_Stated task_
Report only how many lines hold the word "heading".

— Begin Records shown —

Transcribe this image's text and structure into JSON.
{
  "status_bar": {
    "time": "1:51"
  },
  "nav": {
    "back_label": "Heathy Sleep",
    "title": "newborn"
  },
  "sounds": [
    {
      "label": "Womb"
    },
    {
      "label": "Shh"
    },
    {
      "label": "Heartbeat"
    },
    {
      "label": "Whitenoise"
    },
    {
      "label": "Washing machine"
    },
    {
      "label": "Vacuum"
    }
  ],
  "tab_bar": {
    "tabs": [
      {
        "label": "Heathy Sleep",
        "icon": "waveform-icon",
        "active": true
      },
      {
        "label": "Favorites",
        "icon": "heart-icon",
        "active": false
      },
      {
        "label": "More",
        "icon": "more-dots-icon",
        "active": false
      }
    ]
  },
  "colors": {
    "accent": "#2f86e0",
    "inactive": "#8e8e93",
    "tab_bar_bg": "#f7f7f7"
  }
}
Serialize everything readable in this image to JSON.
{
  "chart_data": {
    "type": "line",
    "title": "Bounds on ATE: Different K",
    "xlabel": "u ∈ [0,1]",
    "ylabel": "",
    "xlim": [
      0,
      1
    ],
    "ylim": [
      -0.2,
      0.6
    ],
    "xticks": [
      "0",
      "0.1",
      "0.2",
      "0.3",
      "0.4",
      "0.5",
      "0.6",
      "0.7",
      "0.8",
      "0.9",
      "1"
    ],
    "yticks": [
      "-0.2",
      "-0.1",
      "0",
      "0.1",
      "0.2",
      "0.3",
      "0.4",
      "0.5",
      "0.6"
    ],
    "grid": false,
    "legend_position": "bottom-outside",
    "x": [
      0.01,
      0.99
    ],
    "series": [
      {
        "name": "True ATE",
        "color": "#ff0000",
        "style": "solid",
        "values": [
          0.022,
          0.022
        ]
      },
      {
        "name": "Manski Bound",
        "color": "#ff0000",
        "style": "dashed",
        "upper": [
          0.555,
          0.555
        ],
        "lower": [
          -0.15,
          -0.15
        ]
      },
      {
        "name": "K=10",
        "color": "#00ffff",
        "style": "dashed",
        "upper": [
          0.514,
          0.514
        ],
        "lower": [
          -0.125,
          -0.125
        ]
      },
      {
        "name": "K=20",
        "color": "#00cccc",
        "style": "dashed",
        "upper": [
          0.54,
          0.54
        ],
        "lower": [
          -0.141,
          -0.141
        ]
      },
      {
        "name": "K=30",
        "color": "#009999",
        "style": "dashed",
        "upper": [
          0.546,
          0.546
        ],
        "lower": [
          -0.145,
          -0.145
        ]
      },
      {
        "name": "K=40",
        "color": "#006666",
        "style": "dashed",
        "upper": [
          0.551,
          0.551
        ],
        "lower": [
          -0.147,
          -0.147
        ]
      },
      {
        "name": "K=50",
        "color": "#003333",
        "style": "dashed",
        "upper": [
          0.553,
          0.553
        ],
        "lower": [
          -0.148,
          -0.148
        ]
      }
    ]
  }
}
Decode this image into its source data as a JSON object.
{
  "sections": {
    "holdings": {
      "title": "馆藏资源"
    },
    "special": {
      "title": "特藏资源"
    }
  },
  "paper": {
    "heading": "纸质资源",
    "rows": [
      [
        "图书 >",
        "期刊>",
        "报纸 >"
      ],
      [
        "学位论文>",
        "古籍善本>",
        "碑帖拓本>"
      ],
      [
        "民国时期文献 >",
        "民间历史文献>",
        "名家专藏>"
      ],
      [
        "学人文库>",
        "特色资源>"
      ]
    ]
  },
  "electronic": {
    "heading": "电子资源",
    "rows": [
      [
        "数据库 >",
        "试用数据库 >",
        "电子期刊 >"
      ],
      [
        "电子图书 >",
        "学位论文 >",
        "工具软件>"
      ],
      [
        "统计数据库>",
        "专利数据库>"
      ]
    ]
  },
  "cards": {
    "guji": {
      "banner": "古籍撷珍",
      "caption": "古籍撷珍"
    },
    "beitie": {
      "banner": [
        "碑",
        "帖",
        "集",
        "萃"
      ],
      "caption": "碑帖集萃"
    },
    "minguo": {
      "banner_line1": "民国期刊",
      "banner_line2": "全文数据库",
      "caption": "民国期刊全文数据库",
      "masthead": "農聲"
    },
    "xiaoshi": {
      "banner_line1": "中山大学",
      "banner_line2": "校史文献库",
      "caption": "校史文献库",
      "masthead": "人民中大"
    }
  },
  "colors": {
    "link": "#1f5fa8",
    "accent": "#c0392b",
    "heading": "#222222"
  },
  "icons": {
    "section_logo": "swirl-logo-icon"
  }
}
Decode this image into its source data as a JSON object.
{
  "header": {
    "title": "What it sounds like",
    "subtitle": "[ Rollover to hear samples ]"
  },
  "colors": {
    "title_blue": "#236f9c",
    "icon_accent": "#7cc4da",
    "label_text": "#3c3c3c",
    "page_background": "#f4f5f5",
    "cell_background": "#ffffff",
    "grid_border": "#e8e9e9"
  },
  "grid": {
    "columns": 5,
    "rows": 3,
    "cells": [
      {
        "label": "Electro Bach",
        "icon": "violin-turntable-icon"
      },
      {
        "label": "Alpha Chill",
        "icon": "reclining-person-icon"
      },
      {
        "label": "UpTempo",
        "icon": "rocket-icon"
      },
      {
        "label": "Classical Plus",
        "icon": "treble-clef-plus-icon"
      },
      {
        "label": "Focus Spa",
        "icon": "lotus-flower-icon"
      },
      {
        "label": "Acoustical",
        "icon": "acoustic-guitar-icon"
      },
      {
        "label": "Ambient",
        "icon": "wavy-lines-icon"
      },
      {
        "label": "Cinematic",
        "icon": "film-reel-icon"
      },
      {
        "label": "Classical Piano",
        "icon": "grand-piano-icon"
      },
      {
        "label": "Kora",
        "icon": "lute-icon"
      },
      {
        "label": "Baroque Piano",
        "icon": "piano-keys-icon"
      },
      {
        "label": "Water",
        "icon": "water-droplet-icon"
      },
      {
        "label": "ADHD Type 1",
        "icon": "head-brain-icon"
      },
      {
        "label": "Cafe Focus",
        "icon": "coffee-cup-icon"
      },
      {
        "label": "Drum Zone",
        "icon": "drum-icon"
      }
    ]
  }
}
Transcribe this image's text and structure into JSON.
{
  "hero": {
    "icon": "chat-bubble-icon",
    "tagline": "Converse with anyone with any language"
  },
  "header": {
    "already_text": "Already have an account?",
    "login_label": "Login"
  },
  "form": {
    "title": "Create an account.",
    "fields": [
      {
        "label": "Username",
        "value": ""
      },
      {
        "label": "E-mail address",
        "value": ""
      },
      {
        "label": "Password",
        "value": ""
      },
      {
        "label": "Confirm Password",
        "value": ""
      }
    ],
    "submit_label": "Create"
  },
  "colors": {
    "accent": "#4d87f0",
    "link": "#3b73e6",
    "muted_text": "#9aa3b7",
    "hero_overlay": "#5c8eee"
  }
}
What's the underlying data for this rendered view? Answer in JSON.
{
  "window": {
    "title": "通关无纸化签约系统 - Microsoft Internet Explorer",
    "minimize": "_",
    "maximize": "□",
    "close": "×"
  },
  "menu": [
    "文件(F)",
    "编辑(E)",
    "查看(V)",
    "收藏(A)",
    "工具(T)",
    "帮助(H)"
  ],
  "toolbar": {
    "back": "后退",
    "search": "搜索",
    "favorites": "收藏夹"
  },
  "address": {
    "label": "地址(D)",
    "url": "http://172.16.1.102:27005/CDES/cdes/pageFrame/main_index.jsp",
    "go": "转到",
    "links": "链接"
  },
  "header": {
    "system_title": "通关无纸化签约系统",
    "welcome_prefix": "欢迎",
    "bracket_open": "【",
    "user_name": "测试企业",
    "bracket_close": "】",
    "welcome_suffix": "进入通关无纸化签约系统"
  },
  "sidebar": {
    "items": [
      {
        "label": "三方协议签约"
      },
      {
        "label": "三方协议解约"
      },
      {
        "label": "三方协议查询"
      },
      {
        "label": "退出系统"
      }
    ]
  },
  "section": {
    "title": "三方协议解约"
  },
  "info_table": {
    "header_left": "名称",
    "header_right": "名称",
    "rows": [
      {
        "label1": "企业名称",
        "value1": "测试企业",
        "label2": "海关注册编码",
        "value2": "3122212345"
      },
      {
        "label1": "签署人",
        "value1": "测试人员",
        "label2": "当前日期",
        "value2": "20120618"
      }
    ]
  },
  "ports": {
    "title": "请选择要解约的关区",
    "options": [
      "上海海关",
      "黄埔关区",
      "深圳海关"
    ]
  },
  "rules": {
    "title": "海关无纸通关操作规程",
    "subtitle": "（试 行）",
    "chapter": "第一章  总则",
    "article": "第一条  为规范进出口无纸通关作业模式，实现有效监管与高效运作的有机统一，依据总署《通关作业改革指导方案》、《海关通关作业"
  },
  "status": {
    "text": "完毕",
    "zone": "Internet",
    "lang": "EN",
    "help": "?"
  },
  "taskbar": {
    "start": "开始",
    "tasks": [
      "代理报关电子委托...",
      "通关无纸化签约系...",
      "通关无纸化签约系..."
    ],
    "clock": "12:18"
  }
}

— End Records shown —

_Exercise answer_
3